(SET TASK) Find the lines holding the string "JSON" in the data, then copy all of them.

"""

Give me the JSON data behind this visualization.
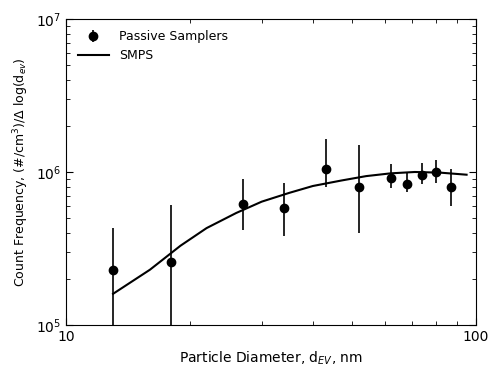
{
  "passive_x": [
    13,
    18,
    27,
    34,
    43,
    52,
    62,
    68,
    74,
    80,
    87
  ],
  "passive_y": [
    230000,
    260000,
    620000,
    580000,
    1050000,
    800000,
    920000,
    840000,
    950000,
    1000000,
    800000
  ],
  "passive_yerr_low": [
    130000,
    160000,
    200000,
    200000,
    250000,
    400000,
    130000,
    100000,
    120000,
    150000,
    200000
  ],
  "passive_yerr_high": [
    200000,
    350000,
    280000,
    270000,
    600000,
    700000,
    200000,
    150000,
    200000,
    200000,
    250000
  ],
  "smps_x": [
    13,
    16,
    19,
    22,
    26,
    30,
    35,
    40,
    47,
    54,
    62,
    71,
    82,
    95
  ],
  "smps_y": [
    160000,
    230000,
    330000,
    430000,
    540000,
    640000,
    730000,
    810000,
    880000,
    940000,
    980000,
    1000000,
    990000,
    960000
  ],
  "xlabel": "Particle Diameter, d$_{EV}$, nm",
  "ylabel": "Count Frequency, (#/cm$^3$)/Δ log(d$_{ev}$)",
  "xlim": [
    10,
    100
  ],
  "ylim": [
    100000.0,
    10000000.0
  ],
  "legend_passive": "Passive Samplers",
  "legend_smps": "SMPS",
  "line_color": "#000000",
  "marker_color": "#000000",
  "background_color": "#ffffff"
}
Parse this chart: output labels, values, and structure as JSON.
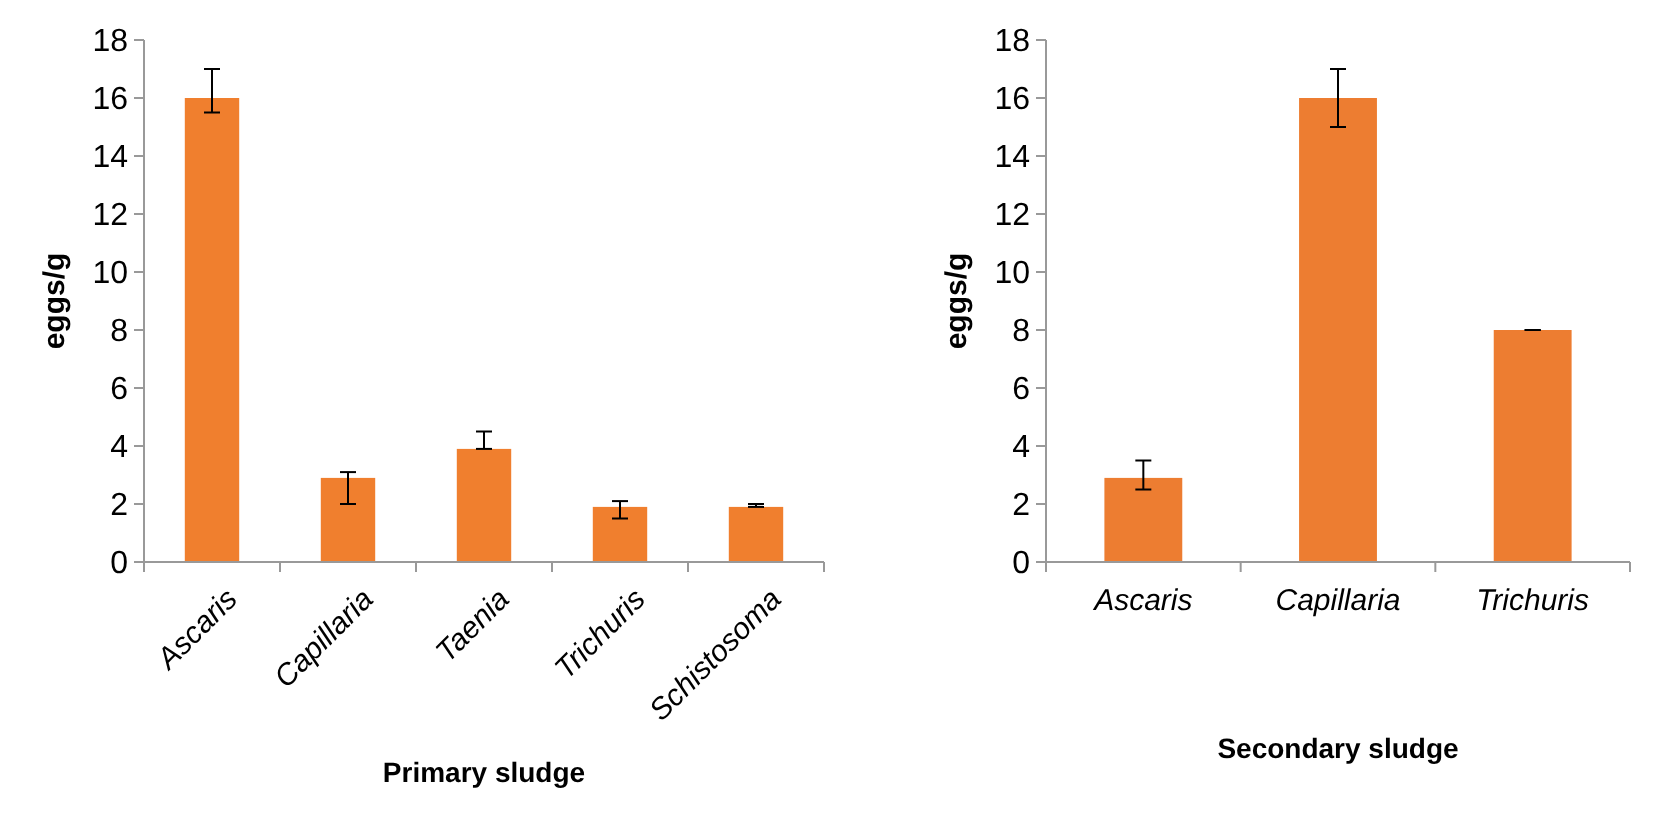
{
  "chart_data": [
    {
      "type": "bar",
      "xlabel": "Primary sludge",
      "ylabel": "eggs/g",
      "categories": [
        "Ascaris",
        "Capillaria",
        "Taenia",
        "Trichuris",
        "Schistosoma"
      ],
      "values": [
        16,
        2.9,
        3.9,
        1.9,
        1.9
      ],
      "errors": [
        [
          15.5,
          17
        ],
        [
          2,
          3.1
        ],
        [
          3.9,
          4.5
        ],
        [
          1.5,
          2.1
        ],
        [
          1.9,
          2
        ]
      ],
      "color": "#f07f2e",
      "ylim": [
        0,
        18
      ],
      "yticks": [
        0,
        2,
        4,
        6,
        8,
        10,
        12,
        14,
        16,
        18
      ]
    },
    {
      "type": "bar",
      "xlabel": "Secondary sludge",
      "ylabel": "eggs/g",
      "categories": [
        "Ascaris",
        "Capillaria",
        "Trichuris"
      ],
      "values": [
        2.9,
        16,
        8
      ],
      "errors": [
        [
          2.5,
          3.5
        ],
        [
          15,
          17
        ],
        [
          8,
          8
        ]
      ],
      "color": "#ed7d31",
      "ylim": [
        0,
        18
      ],
      "yticks": [
        0,
        2,
        4,
        6,
        8,
        10,
        12,
        14,
        16,
        18
      ]
    }
  ]
}
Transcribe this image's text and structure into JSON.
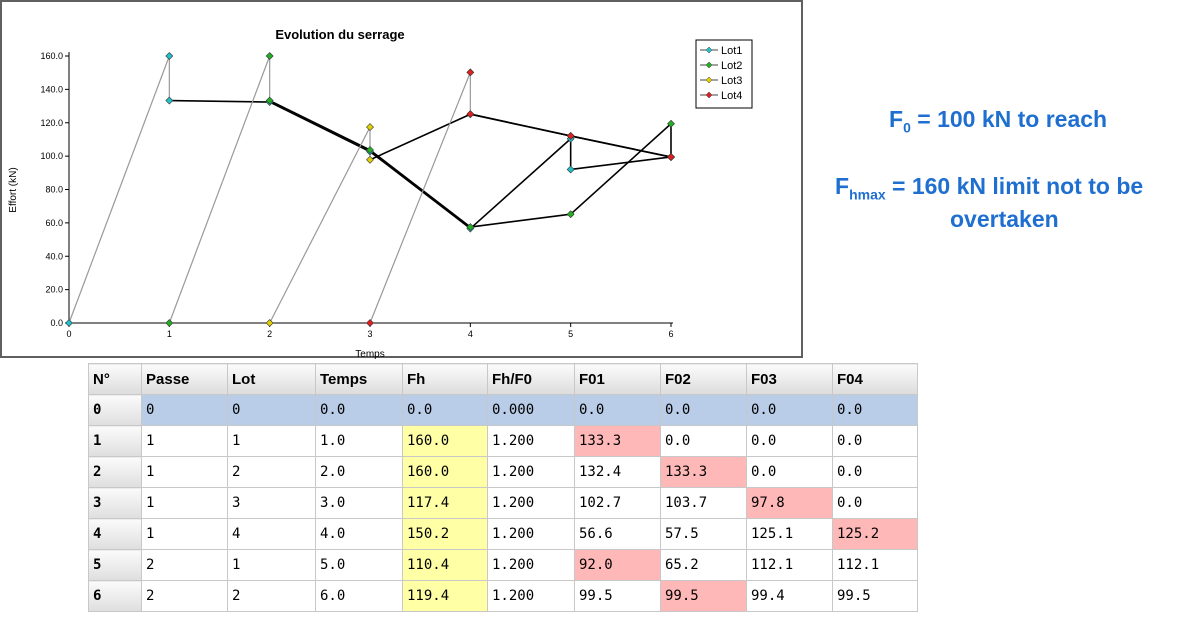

"""

(SOLVED PROBLEM)
Give me the JSON data behind this visualization.
Parse this chart: output labels, values, and structure as JSON.
Transcribe this image's text and structure into JSON.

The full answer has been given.